# Задания:
1. Назовите все варианты перемещения энергоресурсов на большие расстояния, которые, согласно тексту для чтения, рассматривают ученые и экономисты.
2. Какой длины был опытно-промышленный гидроуглепровод «Белово–Новосибирск», согласно тексту для чтения?
3. Переведите на английский язык предложение из текста для чтения: «Такую пасту попробовали сжигать в Германии, США и СССР – в принципе, горит.»

Отвлечемся на боковую ветвь проблемы, которую пытались использовать мучниковцы (от Мучник). Так складывается жизнь на Земле, что в большинстве крупных стран мира залежи угля сосредоточены не там, где его жгут. В США, например, основные угольные запасы страны, сосредоточены в штате Вайоминг, но там мало развита индустрия и уголь везут на юг и на запад. В СССР основные запасы угля залегают за Уралом, в западной и восточной Сибири, Казахстане, а использовать его нужно в европейской части страны. При этом после всемирного энергетического кризиса начала восьмидесятых, все были напуганы катастрофическим сокращением разведанных запасов нефти. Появились апокалиптические прогнозы, что нефти хватит всего на несколько десятков лет. Только нефть Западной Сибири и шельфа мирового океана, открытые к этому времени, несколько снизили мрачные ожидания.
Ученые и экономисты рассматривают три варианта перемещения на большие расстояния энергоресурсов. Сверхжелезнодорожная магистраль с шириной колеи 3 метра и емкостью вагона 300–500 тонн, прямая как стрела и минующая все станции и населенные пункты. Сжигание угля на месте его добычи, выработка электроэнергии и передача ее за Урал сверхмощными и сверхвысоковольтными линиями электропередачи. Размол угля до зерен менее 200 микрон (0,2 мм или 200 микрометров), смешивание его с водой и «мылом» в пропорции 1:1, транспортирование этой пасты как по нефтепроводу и сжигание в топках зауральских электростанций без обезвоживания. Такую пасту попробовали сжигать в Германии, США и СССР – в принципе, горит.
Американцы построили опытный трубопровод в штате Огайо, с обезвоживанием после гидротранспорта, получилось дешевле железнодорожного транспорта, потому что трубопровод был прямой, а железная дорога была в обход гор – длиннее. Несколько лет эта система эксплуатировалась, пока железнодорожным компаниям это не надоело (отбивают клиентов) и они не снизили железнодорожный тариф на этом участке. Невыгодный из–за этого гидроуглепровод закрыли. Другой гидроуглепровод американцы построили в пустыню Невада одноименного штата (Блек Меса) также с обезвоживанием угля. Не обезвоживающиеся механическим путем фракции (желе) для пустыни не были проблемой, но тут вмешались экологи, финансируемые железнодорожниками. Самой железной дороги в эту точку пустыни вообще не было. А следом за этим оказалось, что нефти на земле еще много, надо только лучше искать. Соединенные штаты, запроектировавшие к этому времени пять или семь гидроуглепроводов длиной от 2,5 до 5 тыс. километров и производительностью от 25 до 50 млн. тонн в год каждый, отыграли назад – ложная тревога.
Страна Советов, как всегда, чуть отставала. Поэтому, когда американцы свои гидроуглепроводы закрывали, мы только–только готовились сдать в эксплуатацию первую очередь опытно–промышленного гидроуглепровода «Белово–Новосибирск» длиной 250 километров и производительностью 600 тыс. тонн в год для сжигания в необезвоженном виде на ТЭЦ–5. Тут опять требуется отступление.

# Выдержка из источника:
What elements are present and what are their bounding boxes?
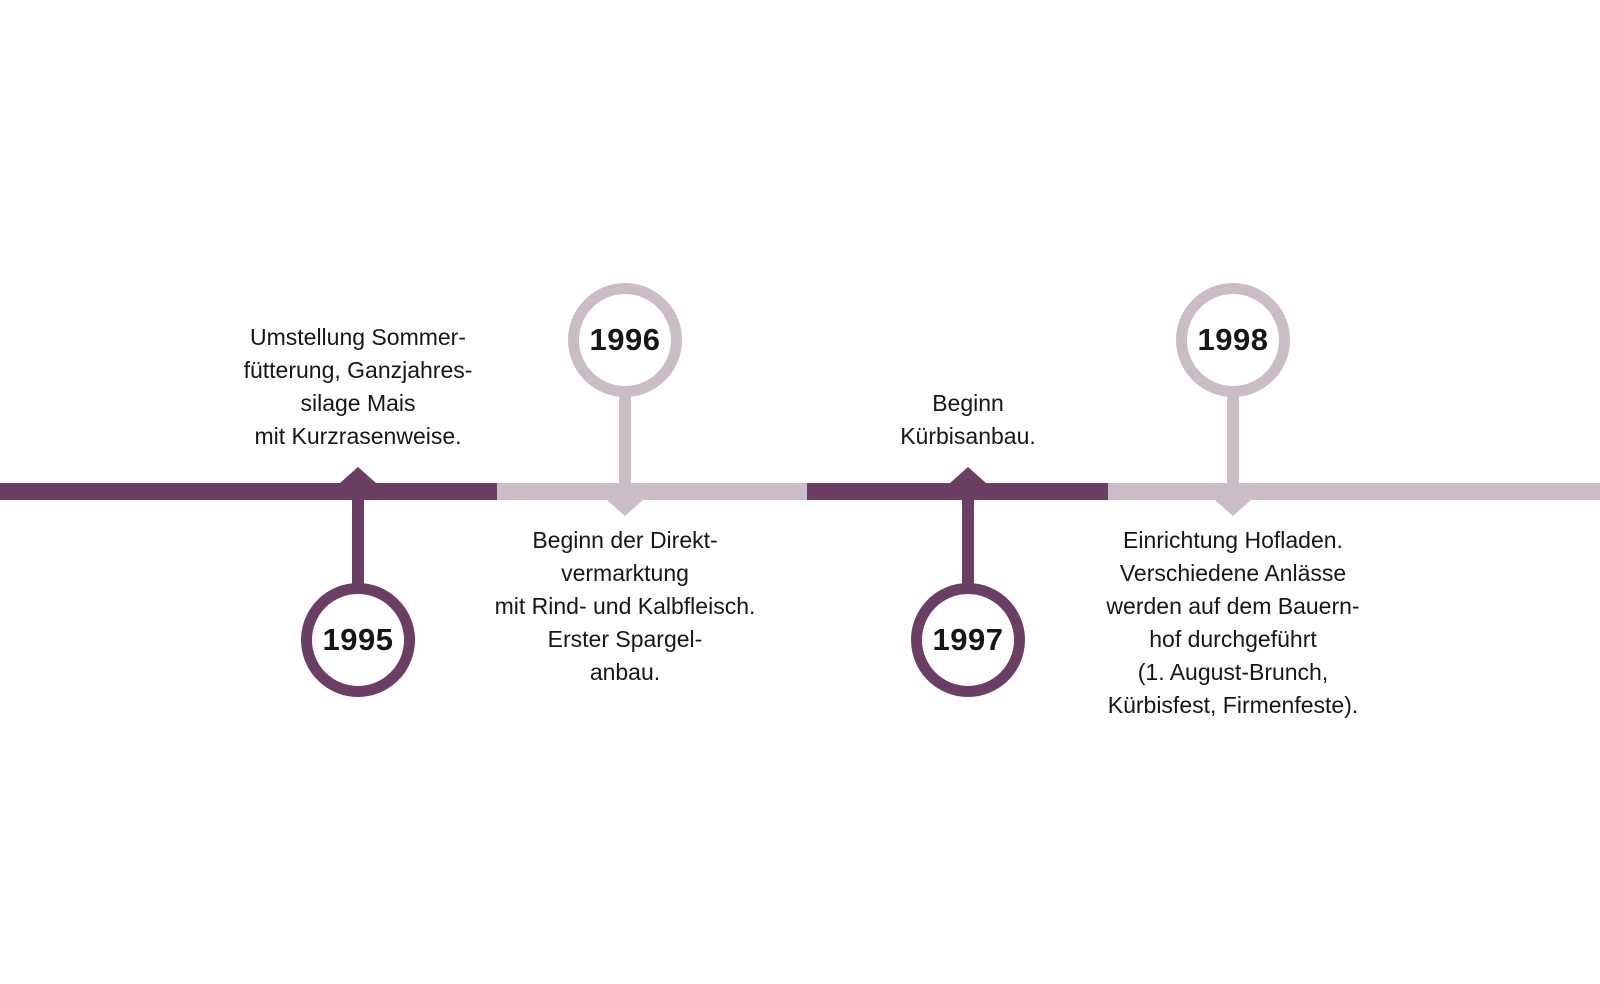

# Ответы:
1.
1. Сверхжелезнодорожная магистраль с шириной колеи 3 метра и емкостью вагона 300–500 тонн, прямая и минующая все станции и населенные пункты.
2. Сжигание угля на месте добычи, выработка электроэнергии и ее передача за Урал сверхмощными и сверхвысоковольтными линиями электропередачи.
3. Размол угля до зерен менее 200 микрон, смешивание с водой и «мылом» в пропорции 1:1, транспортирование пасты как по нефтепроводу и сжигание в топках зауральских электростанций без обезвоживания.

2. 250 километров.

3. People tried burning such a paste in Germany, the USA and the USSR – in principle, it burns.